■ **Goal of the exercise**: Give the data again exactly as written, skipping any pictures.

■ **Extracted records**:
## Begin
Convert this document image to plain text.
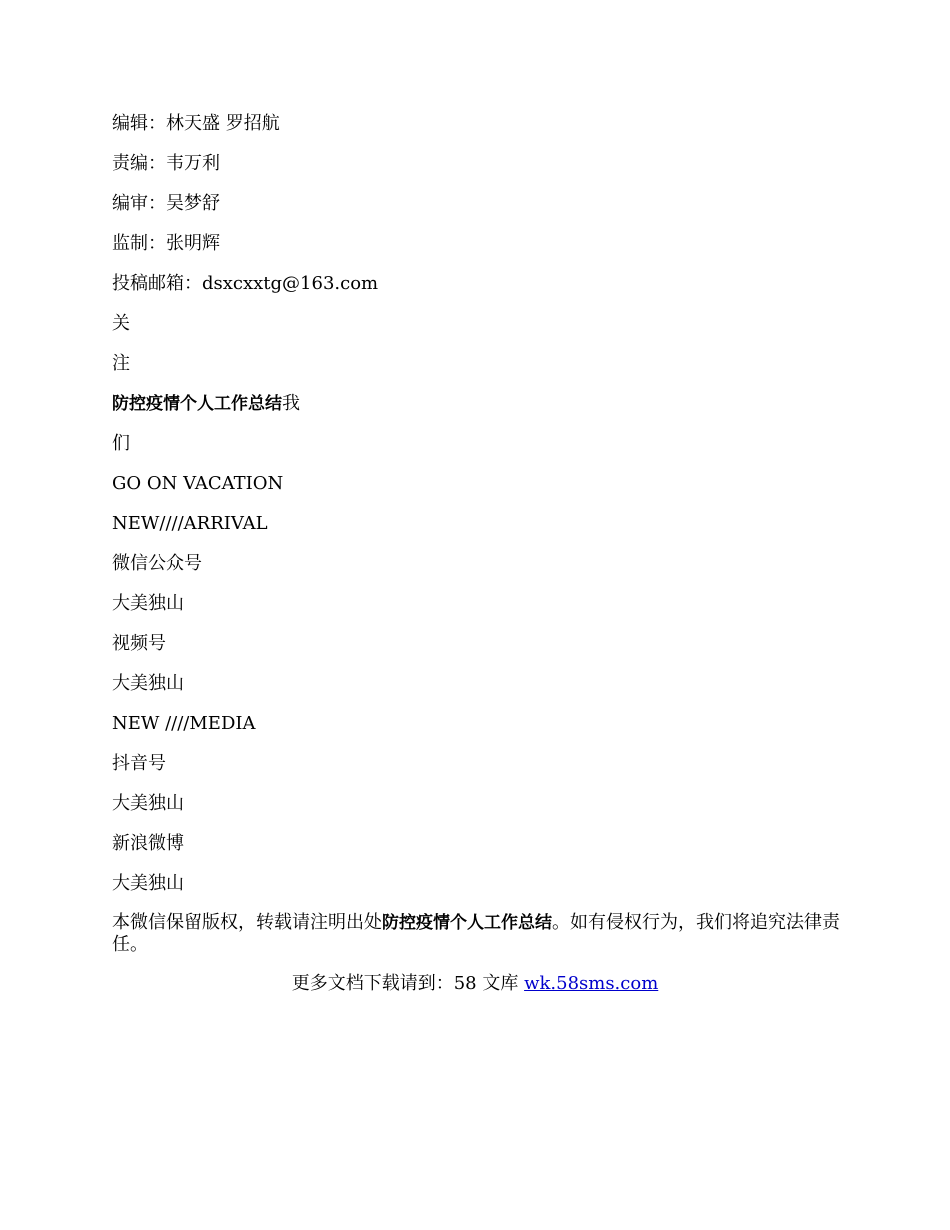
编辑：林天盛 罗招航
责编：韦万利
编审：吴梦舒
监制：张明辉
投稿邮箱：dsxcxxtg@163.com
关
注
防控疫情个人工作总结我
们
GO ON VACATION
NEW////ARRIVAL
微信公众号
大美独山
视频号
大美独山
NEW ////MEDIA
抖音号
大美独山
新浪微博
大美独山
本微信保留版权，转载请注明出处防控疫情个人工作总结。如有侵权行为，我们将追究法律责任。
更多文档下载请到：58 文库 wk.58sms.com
## End
■ **The solution**:
Convert this document image to plain text.
编辑：林天盛 罗招航
责编：韦万利
编审：吴梦舒
监制：张明辉
投稿邮箱：dsxcxxtg@163.com
关
注
防控疫情个人工作总结我
们
GO ON VACATION
NEW////ARRIVAL
微信公众号
大美独山
视频号
大美独山
NEW ////MEDIA
抖音号
大美独山
新浪微博
大美独山
本微信保留版权，转载请注明出处防控疫情个人工作总结。如有侵权行为，我们将追究法律责任。
更多文档下载请到：58 文库 wk.58sms.com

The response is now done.